# MATERIAL SUPPLIED
-- Start --
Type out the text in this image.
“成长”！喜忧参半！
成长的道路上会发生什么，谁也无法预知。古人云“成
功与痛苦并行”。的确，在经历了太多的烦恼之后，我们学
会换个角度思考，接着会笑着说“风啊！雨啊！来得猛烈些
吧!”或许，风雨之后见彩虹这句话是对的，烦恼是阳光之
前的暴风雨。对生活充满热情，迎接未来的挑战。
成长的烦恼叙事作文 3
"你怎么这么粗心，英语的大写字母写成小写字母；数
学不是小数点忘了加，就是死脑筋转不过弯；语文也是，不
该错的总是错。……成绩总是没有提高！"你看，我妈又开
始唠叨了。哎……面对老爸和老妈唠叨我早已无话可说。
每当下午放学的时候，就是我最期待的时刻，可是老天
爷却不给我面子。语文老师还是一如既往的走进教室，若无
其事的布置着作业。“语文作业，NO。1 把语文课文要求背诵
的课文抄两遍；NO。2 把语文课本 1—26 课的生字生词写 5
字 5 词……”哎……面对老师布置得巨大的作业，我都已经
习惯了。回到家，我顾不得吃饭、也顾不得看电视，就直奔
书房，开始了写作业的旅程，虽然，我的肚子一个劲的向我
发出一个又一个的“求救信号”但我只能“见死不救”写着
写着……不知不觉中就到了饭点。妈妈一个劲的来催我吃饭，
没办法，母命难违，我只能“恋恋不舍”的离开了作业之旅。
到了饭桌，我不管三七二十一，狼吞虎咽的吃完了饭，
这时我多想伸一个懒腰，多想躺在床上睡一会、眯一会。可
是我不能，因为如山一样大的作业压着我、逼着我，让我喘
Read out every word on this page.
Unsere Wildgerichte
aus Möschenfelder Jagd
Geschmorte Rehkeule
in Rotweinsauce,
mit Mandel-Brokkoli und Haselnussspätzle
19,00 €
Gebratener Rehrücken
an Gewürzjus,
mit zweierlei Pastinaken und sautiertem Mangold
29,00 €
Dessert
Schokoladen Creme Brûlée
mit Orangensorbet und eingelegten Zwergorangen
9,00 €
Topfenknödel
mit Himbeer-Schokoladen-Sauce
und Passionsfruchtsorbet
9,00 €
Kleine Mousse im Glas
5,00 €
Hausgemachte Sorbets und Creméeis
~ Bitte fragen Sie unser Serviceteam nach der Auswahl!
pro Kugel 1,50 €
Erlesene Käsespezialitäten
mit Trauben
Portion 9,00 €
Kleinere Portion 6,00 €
-- End --
# YOUR OBJECTIVE
Your task is to repeat the data exactly; please include every line.

# ANSWER TO THE PROBLEM
Type out the text in this image.
“成长”！喜忧参半！
成长的道路上会发生什么，谁也无法预知。古人云“成
功与痛苦并行”。的确，在经历了太多的烦恼之后，我们学
会换个角度思考，接着会笑着说“风啊！雨啊！来得猛烈些
吧!”或许，风雨之后见彩虹这句话是对的，烦恼是阳光之
前的暴风雨。对生活充满热情，迎接未来的挑战。
成长的烦恼叙事作文 3
"你怎么这么粗心，英语的大写字母写成小写字母；数
学不是小数点忘了加，就是死脑筋转不过弯；语文也是，不
该错的总是错。……成绩总是没有提高！"你看，我妈又开
始唠叨了。哎……面对老爸和老妈唠叨我早已无话可说。
每当下午放学的时候，就是我最期待的时刻，可是老天
爷却不给我面子。语文老师还是一如既往的走进教室，若无
其事的布置着作业。“语文作业，NO。1 把语文课文要求背诵
的课文抄两遍；NO。2 把语文课本 1—26 课的生字生词写 5
字 5 词……”哎……面对老师布置得巨大的作业，我都已经
习惯了。回到家，我顾不得吃饭、也顾不得看电视，就直奔
书房，开始了写作业的旅程，虽然，我的肚子一个劲的向我
发出一个又一个的“求救信号”但我只能“见死不救”写着
写着……不知不觉中就到了饭点。妈妈一个劲的来催我吃饭，
没办法，母命难违，我只能“恋恋不舍”的离开了作业之旅。
到了饭桌，我不管三七二十一，狼吞虎咽的吃完了饭，
这时我多想伸一个懒腰，多想躺在床上睡一会、眯一会。可
是我不能，因为如山一样大的作业压着我、逼着我，让我喘
Read out every word on this page.
Unsere Wildgerichte
aus Möschenfelder Jagd
Geschmorte Rehkeule
in Rotweinsauce,
mit Mandel-Brokkoli und Haselnussspätzle
19,00 €
Gebratener Rehrücken
an Gewürzjus,
mit zweierlei Pastinaken und sautiertem Mangold
29,00 €
Dessert
Schokoladen Creme Brûlée
mit Orangensorbet und eingelegten Zwergorangen
9,00 €
Topfenknödel
mit Himbeer-Schokoladen-Sauce
und Passionsfruchtsorbet
9,00 €
Kleine Mousse im Glas
5,00 €
Hausgemachte Sorbets und Creméeis
~ Bitte fragen Sie unser Serviceteam nach der Auswahl!
pro Kugel 1,50 €
Erlesene Käsespezialitäten
mit Trauben
Portion 9,00 €
Kleinere Portion 6,00 €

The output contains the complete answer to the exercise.